*TASK DIRECTIONS:* Copy nothing but the text: reproduce each line of the listing exactly and leave the pictures out.
%%
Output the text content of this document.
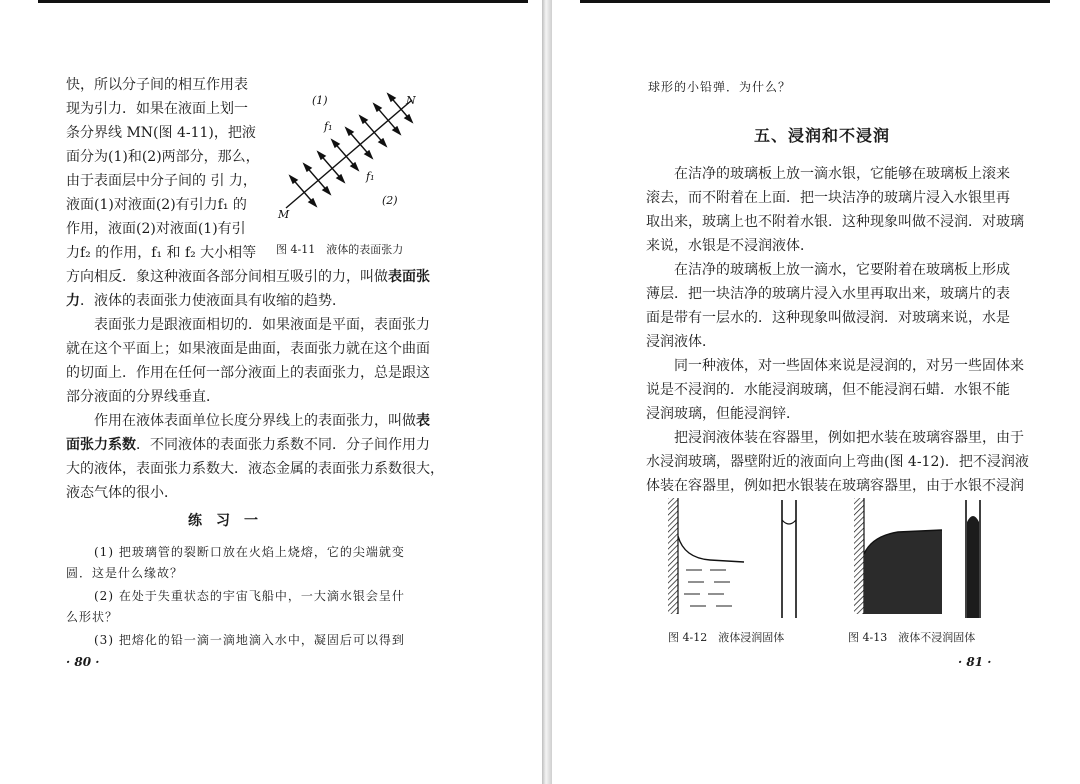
快，所以分子间的相互作用表
现为引力．如果在液面上划一
条分界线 MN(图 4-11)，把液
面分为(1)和(2)两部分，那么，
由于表面层中分子间的 引 力，
液面(1)对液面(2)有引力f₁ 的
作用，液面(2)对液面(1)有引
力f₂ 的作用，f₁ 和 f₂ 大小相等
(1)
(2)
N
M
f₁
f₁
图 4-11　液体的表面张力
方向相反．象这种液面各部分间相互吸引的力，叫做表面张
力．液体的表面张力使液面具有收缩的趋势．
表面张力是跟液面相切的．如果液面是平面，表面张力
就在这个平面上；如果液面是曲面，表面张力就在这个曲面
的切面上．作用在任何一部分液面上的表面张力，总是跟这
部分液面的分界线垂直．
作用在液体表面单位长度分界线上的表面张力，叫做表
面张力系数．不同液体的表面张力系数不同．分子间作用力
大的液体，表面张力系数大．液态金属的表面张力系数很大，
液态气体的很小．
练　习　一
(1) 把玻璃管的裂断口放在火焰上烧熔，它的尖端就变
圆．这是什么缘故？
(2) 在处于失重状态的宇宙飞船中，一大滴水银会呈什
么形状？
(3) 把熔化的铅一滴一滴地滴入水中，凝固后可以得到
· 80 ·
球形的小铅弹．为什么？
五、浸润和不浸润
在洁净的玻璃板上放一滴水银，它能够在玻璃板上滚来
滚去，而不附着在上面．把一块洁净的玻璃片浸入水银里再
取出来，玻璃上也不附着水银．这种现象叫做不浸润．对玻璃
来说，水银是不浸润液体．
在洁净的玻璃板上放一滴水，它要附着在玻璃板上形成
薄层．把一块洁净的玻璃片浸入水里再取出来，玻璃片的表
面是带有一层水的．这种现象叫做浸润．对玻璃来说，水是
浸润液体．
同一种液体，对一些固体来说是浸润的，对另一些固体来
说是不浸润的．水能浸润玻璃，但不能浸润石蜡．水银不能
浸润玻璃，但能浸润锌．
把浸润液体装在容器里，例如把水装在玻璃容器里，由于
水浸润玻璃，器壁附近的液面向上弯曲(图 4-12)．把不浸润液
体装在容器里，例如把水银装在玻璃容器里，由于水银不浸润
图 4-12　液体浸润固体	图 4-13　液体不浸润固体
· 81 ·
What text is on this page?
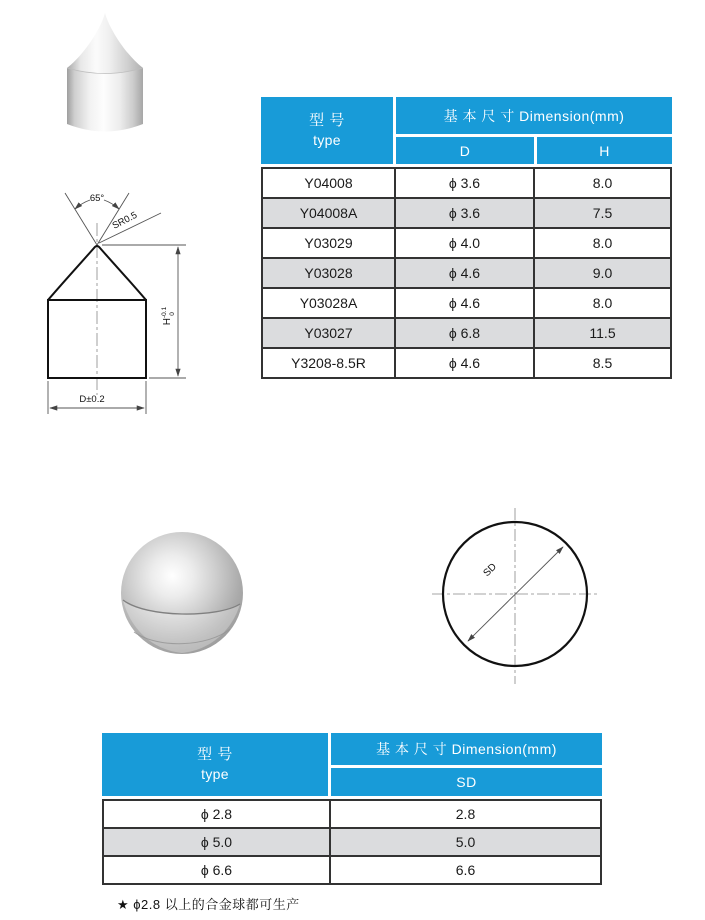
65°
SR0.5
$H^{-0.1}0$
D±0.2
型 号
type
基 本 尺 寸 Dimension(mm)
D	H
Y04008	ϕ 3.6	8.0
Y04008A	ϕ 3.6	7.5
Y03029	ϕ 4.0	8.0
Y03028	ϕ 4.6	9.0
Y03028A	ϕ 4.6	8.0
Y03027	ϕ 6.8	11.5
Y3208-8.5R	ϕ 4.6	8.5
SD
型 号
type
基 本 尺 寸 Dimension(mm)
SD
ϕ 2.8	2.8
ϕ 5.0	5.0
ϕ 6.6	6.6
★ ϕ2.8 以上的合金球都可生产
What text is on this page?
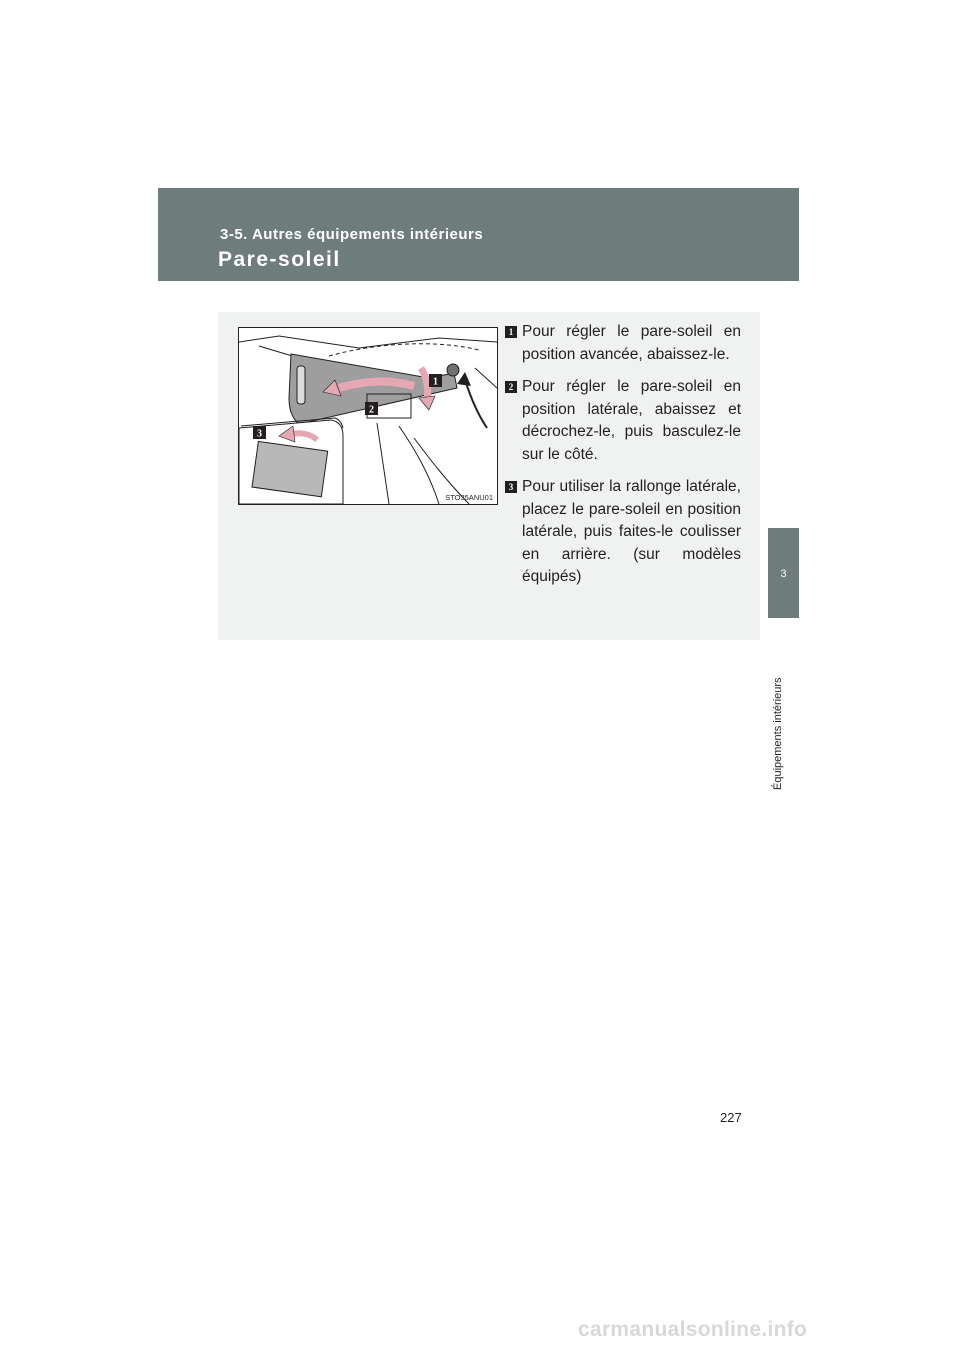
3-5. Autres équipements intérieurs
Pare-soleil
3
Équipements intérieurs
1
2
3
STO35ANU01
1 Pour régler le pare-soleil en position avancée, abaissez-le.
2 Pour régler le pare-soleil en position latérale, abaissez et décrochez-le, puis basculez-le sur le côté.
3 Pour utiliser la rallonge latérale, placez le pare-soleil en position latérale, puis faites-le coulisser en arrière. (sur modèles équipés)
227
carmanualsonline.info
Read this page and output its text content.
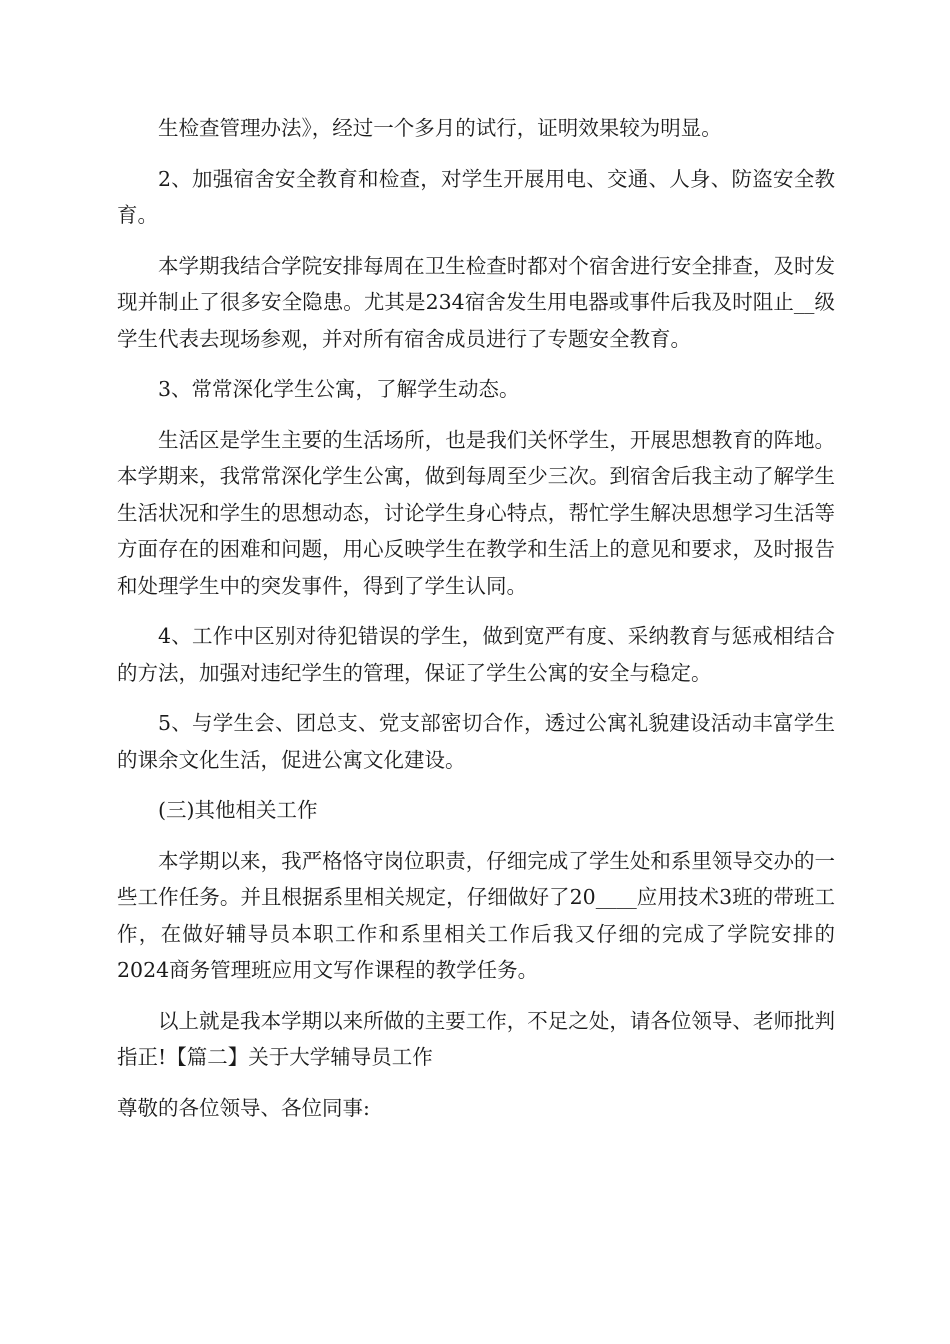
生检查管理办法》，经过一个多月的试行，证明效果较为明显。

2、加强宿舍安全教育和检查，对学生开展用电、交通、人身、防盗安全教育。

本学期我结合学院安排每周在卫生检查时都对个宿舍进行安全排查，及时发现并制止了很多安全隐患。尤其是234宿舍发生用电器或事件后我及时阻止__级学生代表去现场参观，并对所有宿舍成员进行了专题安全教育。

3、常常深化学生公寓，了解学生动态。

生活区是学生主要的生活场所，也是我们关怀学生，开展思想教育的阵地。本学期来，我常常深化学生公寓，做到每周至少三次。到宿舍后我主动了解学生生活状况和学生的思想动态，讨论学生身心特点，帮忙学生解决思想学习生活等方面存在的困难和问题，用心反映学生在教学和生活上的意见和要求，及时报告和处理学生中的突发事件，得到了学生认同。

4、工作中区别对待犯错误的学生，做到宽严有度、采纳教育与惩戒相结合的方法，加强对违纪学生的管理，保证了学生公寓的安全与稳定。

5、与学生会、团总支、党支部密切合作，透过公寓礼貌建设活动丰富学生的课余文化生活，促进公寓文化建设。

(三)其他相关工作

本学期以来，我严格恪守岗位职责，仔细完成了学生处和系里领导交办的一些工作任务。并且根据系里相关规定，仔细做好了20____应用技术3班的带班工作，在做好辅导员本职工作和系里相关工作后我又仔细的完成了学院安排的2024商务管理班应用文写作课程的教学任务。

以上就是我本学期以来所做的主要工作，不足之处，请各位领导、老师批判指正!【篇二】关于大学辅导员工作

尊敬的各位领导、各位同事:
%%
*WRITTEN ANSWER:*
Output the text content of this document.
快，所以分子间的相互作用表
现为引力．如果在液面上划一
条分界线 MN(图 4-11)，把液
面分为(1)和(2)两部分，那么，
由于表面层中分子间的 引 力，
液面(1)对液面(2)有引力f₁ 的
作用，液面(2)对液面(1)有引
力f₂ 的作用，f₁ 和 f₂ 大小相等
(1)
(2)
N
M
f₁
f₁
图 4-11　液体的表面张力
方向相反．象这种液面各部分间相互吸引的力，叫做表面张
力．液体的表面张力使液面具有收缩的趋势．
表面张力是跟液面相切的．如果液面是平面，表面张力
就在这个平面上；如果液面是曲面，表面张力就在这个曲面
的切面上．作用在任何一部分液面上的表面张力，总是跟这
部分液面的分界线垂直．
作用在液体表面单位长度分界线上的表面张力，叫做表
面张力系数．不同液体的表面张力系数不同．分子间作用力
大的液体，表面张力系数大．液态金属的表面张力系数很大，
液态气体的很小．
练　习　一
(1) 把玻璃管的裂断口放在火焰上烧熔，它的尖端就变
圆．这是什么缘故？
(2) 在处于失重状态的宇宙飞船中，一大滴水银会呈什
么形状？
(3) 把熔化的铅一滴一滴地滴入水中，凝固后可以得到
· 80 ·
球形的小铅弹．为什么？
五、浸润和不浸润
在洁净的玻璃板上放一滴水银，它能够在玻璃板上滚来
滚去，而不附着在上面．把一块洁净的玻璃片浸入水银里再
取出来，玻璃上也不附着水银．这种现象叫做不浸润．对玻璃
来说，水银是不浸润液体．
在洁净的玻璃板上放一滴水，它要附着在玻璃板上形成
薄层．把一块洁净的玻璃片浸入水里再取出来，玻璃片的表
面是带有一层水的．这种现象叫做浸润．对玻璃来说，水是
浸润液体．
同一种液体，对一些固体来说是浸润的，对另一些固体来
说是不浸润的．水能浸润玻璃，但不能浸润石蜡．水银不能
浸润玻璃，但能浸润锌．
把浸润液体装在容器里，例如把水装在玻璃容器里，由于
水浸润玻璃，器壁附近的液面向上弯曲(图 4-12)．把不浸润液
体装在容器里，例如把水银装在玻璃容器里，由于水银不浸润
图 4-12　液体浸润固体	图 4-13　液体不浸润固体
· 81 ·
What text is on this page?
65°
SR0.5
$H^{-0.1}0$
D±0.2
型 号
type
基 本 尺 寸 Dimension(mm)
D	H
Y04008	ϕ 3.6	8.0
Y04008A	ϕ 3.6	7.5
Y03029	ϕ 4.0	8.0
Y03028	ϕ 4.6	9.0
Y03028A	ϕ 4.6	8.0
Y03027	ϕ 6.8	11.5
Y3208-8.5R	ϕ 4.6	8.5
SD
型 号
type
基 本 尺 寸 Dimension(mm)
SD
ϕ 2.8	2.8
ϕ 5.0	5.0
ϕ 6.6	6.6
★ ϕ2.8 以上的合金球都可生产
What text is on this page?
3-5. Autres équipements intérieurs
Pare-soleil
3
Équipements intérieurs
1
2
3
STO35ANU01
1 Pour régler le pare-soleil en position avancée, abaissez-le.
2 Pour régler le pare-soleil en position latérale, abaissez et décrochez-le, puis basculez-le sur le côté.
3 Pour utiliser la rallonge latérale, placez le pare-soleil en position latérale, puis faites-le coulisser en arrière. (sur modèles équipés)
227
carmanualsonline.info
Read this page and output its text content.
生检查管理办法》，经过一个多月的试行，证明效果较为明显。

2、加强宿舍安全教育和检查，对学生开展用电、交通、人身、防盗安全教育。

本学期我结合学院安排每周在卫生检查时都对个宿舍进行安全排查，及时发现并制止了很多安全隐患。尤其是234宿舍发生用电器或事件后我及时阻止__级学生代表去现场参观，并对所有宿舍成员进行了专题安全教育。

3、常常深化学生公寓，了解学生动态。

生活区是学生主要的生活场所，也是我们关怀学生，开展思想教育的阵地。本学期来，我常常深化学生公寓，做到每周至少三次。到宿舍后我主动了解学生生活状况和学生的思想动态，讨论学生身心特点，帮忙学生解决思想学习生活等方面存在的困难和问题，用心反映学生在教学和生活上的意见和要求，及时报告和处理学生中的突发事件，得到了学生认同。

4、工作中区别对待犯错误的学生，做到宽严有度、采纳教育与惩戒相结合的方法，加强对违纪学生的管理，保证了学生公寓的安全与稳定。

5、与学生会、团总支、党支部密切合作，透过公寓礼貌建设活动丰富学生的课余文化生活，促进公寓文化建设。

(三)其他相关工作

本学期以来，我严格恪守岗位职责，仔细完成了学生处和系里领导交办的一些工作任务。并且根据系里相关规定，仔细做好了20____应用技术3班的带班工作，在做好辅导员本职工作和系里相关工作后我又仔细的完成了学院安排的2024商务管理班应用文写作课程的教学任务。

以上就是我本学期以来所做的主要工作，不足之处，请各位领导、老师批判指正!【篇二】关于大学辅导员工作

尊敬的各位领导、各位同事:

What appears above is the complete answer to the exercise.